◆ **Aim**
Answer with a single number: how many lines in the listing below include "this"?

begin Data for the task

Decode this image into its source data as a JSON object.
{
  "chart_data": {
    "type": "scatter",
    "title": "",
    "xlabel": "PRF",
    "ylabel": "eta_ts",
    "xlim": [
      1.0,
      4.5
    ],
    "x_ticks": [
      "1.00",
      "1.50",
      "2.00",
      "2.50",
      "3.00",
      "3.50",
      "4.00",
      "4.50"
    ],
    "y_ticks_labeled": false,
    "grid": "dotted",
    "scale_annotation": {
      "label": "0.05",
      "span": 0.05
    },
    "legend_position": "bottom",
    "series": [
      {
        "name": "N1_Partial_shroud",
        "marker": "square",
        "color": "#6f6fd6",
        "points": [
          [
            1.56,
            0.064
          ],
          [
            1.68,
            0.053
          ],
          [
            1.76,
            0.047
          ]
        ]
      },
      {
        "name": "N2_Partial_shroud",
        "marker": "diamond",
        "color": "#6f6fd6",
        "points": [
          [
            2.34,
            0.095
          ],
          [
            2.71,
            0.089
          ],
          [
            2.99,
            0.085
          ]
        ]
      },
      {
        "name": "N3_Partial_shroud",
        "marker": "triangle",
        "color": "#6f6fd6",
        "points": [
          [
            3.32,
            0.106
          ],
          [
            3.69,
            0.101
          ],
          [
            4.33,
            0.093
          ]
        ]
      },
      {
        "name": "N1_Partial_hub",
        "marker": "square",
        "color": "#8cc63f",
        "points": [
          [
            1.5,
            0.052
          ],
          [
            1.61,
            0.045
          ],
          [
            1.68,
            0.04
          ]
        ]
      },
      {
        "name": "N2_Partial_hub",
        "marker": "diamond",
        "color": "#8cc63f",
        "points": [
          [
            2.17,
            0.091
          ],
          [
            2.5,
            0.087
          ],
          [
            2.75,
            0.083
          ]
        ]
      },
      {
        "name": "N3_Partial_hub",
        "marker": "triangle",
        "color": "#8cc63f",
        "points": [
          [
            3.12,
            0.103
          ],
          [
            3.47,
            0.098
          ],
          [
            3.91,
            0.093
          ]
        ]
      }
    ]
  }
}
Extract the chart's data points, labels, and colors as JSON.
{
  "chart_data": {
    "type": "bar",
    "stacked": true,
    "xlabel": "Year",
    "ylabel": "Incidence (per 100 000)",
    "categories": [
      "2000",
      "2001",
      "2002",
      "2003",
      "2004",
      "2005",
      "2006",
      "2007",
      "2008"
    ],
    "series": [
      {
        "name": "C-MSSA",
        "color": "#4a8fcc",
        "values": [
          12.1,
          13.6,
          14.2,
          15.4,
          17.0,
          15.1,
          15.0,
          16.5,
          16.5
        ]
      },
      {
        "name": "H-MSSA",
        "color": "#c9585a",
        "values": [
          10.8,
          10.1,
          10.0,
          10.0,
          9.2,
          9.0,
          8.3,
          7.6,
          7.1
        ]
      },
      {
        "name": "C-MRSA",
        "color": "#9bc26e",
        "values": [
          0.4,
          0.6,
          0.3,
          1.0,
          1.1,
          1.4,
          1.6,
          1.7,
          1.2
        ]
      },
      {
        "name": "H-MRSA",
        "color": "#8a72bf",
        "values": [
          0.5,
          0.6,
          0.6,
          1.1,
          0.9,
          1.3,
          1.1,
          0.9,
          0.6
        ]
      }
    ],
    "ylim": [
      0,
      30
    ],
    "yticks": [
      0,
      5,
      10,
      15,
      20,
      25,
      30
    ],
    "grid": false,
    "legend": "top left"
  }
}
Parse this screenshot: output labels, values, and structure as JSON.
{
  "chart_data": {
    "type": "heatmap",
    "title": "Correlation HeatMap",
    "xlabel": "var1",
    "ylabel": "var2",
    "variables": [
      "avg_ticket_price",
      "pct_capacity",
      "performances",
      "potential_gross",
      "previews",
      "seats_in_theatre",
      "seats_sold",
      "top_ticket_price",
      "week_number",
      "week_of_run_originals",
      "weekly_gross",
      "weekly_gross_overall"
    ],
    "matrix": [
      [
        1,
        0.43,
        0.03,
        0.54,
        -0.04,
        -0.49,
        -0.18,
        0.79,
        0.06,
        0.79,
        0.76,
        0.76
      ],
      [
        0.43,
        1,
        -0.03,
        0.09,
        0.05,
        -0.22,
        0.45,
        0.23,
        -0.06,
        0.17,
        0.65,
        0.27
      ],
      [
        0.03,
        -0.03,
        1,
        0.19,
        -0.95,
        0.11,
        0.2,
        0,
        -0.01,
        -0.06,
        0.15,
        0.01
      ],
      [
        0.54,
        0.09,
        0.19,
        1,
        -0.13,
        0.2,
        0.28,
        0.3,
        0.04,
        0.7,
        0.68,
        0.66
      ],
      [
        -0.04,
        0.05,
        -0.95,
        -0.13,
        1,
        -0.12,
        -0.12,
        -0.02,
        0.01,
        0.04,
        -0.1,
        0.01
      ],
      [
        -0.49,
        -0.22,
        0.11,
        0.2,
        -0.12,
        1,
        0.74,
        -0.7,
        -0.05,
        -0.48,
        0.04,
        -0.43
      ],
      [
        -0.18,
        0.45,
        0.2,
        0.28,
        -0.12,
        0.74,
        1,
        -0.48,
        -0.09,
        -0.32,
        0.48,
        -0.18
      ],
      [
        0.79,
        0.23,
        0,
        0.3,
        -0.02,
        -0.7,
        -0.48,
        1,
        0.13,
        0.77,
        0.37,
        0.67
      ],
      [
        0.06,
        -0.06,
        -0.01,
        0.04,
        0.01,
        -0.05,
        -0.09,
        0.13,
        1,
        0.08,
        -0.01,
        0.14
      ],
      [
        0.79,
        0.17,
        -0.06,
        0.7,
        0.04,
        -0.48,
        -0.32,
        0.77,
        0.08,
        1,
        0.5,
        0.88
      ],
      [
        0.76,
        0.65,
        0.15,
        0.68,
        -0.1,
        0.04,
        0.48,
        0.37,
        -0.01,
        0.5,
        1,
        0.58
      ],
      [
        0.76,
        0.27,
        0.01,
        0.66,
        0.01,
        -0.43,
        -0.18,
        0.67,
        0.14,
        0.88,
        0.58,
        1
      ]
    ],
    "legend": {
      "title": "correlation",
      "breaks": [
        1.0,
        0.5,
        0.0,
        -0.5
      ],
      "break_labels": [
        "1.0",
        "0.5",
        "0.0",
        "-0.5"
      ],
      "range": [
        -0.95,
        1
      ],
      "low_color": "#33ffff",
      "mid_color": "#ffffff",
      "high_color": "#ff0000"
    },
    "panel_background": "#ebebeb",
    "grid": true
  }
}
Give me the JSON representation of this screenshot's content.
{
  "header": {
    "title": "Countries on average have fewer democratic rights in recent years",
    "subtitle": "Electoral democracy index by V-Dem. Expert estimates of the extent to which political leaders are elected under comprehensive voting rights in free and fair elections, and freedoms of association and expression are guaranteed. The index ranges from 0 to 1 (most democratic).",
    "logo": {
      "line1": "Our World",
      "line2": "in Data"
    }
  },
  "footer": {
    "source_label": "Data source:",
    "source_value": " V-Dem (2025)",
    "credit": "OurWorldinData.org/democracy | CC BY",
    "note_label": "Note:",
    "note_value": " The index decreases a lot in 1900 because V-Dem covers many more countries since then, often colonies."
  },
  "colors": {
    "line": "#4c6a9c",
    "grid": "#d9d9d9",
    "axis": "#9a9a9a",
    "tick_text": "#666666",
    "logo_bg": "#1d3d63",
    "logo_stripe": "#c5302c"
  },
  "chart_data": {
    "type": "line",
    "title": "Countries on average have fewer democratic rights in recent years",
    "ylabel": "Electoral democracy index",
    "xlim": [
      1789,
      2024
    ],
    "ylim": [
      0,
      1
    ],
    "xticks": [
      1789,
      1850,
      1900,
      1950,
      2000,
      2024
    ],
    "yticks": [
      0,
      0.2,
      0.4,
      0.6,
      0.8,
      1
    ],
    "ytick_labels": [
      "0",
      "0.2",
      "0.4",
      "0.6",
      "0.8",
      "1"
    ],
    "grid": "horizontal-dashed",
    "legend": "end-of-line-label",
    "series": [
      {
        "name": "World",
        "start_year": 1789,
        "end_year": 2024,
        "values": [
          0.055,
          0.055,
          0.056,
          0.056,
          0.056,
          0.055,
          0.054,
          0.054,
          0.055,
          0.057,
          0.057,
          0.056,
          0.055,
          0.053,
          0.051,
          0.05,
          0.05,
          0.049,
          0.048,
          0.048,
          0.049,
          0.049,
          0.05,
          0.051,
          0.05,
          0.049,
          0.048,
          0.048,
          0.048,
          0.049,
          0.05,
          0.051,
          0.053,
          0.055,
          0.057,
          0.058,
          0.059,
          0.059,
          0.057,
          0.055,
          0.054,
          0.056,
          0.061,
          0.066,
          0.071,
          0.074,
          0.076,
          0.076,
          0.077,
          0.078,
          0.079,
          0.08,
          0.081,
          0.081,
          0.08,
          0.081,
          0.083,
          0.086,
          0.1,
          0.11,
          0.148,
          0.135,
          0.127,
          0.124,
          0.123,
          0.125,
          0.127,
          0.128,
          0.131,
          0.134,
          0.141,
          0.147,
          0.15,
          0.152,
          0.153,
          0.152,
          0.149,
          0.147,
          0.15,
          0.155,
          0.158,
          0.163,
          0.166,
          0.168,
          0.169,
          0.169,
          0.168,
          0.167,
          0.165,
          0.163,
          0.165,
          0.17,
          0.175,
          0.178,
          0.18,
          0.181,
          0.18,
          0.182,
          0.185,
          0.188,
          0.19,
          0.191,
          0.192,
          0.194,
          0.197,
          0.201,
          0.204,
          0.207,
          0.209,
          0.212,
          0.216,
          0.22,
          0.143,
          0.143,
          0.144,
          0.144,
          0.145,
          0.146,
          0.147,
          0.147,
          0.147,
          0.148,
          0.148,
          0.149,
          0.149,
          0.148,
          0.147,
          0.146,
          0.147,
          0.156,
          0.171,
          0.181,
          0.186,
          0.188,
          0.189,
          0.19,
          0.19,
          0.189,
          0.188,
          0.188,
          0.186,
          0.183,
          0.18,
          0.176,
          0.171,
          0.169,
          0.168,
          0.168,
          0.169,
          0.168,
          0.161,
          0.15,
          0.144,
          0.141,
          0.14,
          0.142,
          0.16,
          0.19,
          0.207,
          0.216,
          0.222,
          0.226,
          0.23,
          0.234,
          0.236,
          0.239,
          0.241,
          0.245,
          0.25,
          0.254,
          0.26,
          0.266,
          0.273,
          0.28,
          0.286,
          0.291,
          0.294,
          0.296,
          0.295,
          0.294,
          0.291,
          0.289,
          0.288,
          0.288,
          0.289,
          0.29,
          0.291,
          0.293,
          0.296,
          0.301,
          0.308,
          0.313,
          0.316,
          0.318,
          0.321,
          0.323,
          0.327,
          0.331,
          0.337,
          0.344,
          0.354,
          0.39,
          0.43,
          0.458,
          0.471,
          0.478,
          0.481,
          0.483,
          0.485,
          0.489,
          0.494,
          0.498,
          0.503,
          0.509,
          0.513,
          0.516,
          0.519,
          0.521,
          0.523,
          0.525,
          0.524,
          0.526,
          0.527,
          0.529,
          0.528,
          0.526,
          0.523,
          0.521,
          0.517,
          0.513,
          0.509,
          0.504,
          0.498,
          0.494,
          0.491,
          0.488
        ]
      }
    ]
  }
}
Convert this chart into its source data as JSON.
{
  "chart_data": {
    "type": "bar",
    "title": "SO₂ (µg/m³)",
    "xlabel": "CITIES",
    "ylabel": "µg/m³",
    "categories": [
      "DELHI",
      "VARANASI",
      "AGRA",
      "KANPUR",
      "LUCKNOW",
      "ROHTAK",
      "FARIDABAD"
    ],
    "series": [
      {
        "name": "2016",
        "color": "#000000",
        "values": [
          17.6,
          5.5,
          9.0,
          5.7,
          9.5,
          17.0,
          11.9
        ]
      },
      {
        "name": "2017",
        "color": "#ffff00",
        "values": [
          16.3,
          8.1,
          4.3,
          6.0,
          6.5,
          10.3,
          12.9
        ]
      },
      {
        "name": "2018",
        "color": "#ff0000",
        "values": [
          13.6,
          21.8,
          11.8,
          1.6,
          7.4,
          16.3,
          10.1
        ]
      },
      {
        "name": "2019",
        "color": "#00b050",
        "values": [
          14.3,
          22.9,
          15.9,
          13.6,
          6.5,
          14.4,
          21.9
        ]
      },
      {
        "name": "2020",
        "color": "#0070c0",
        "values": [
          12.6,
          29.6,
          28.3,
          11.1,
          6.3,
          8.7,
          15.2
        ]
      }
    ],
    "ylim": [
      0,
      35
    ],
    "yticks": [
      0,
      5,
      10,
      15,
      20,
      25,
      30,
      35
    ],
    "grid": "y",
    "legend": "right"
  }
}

end Data for the task

◆ **Solved problem**
4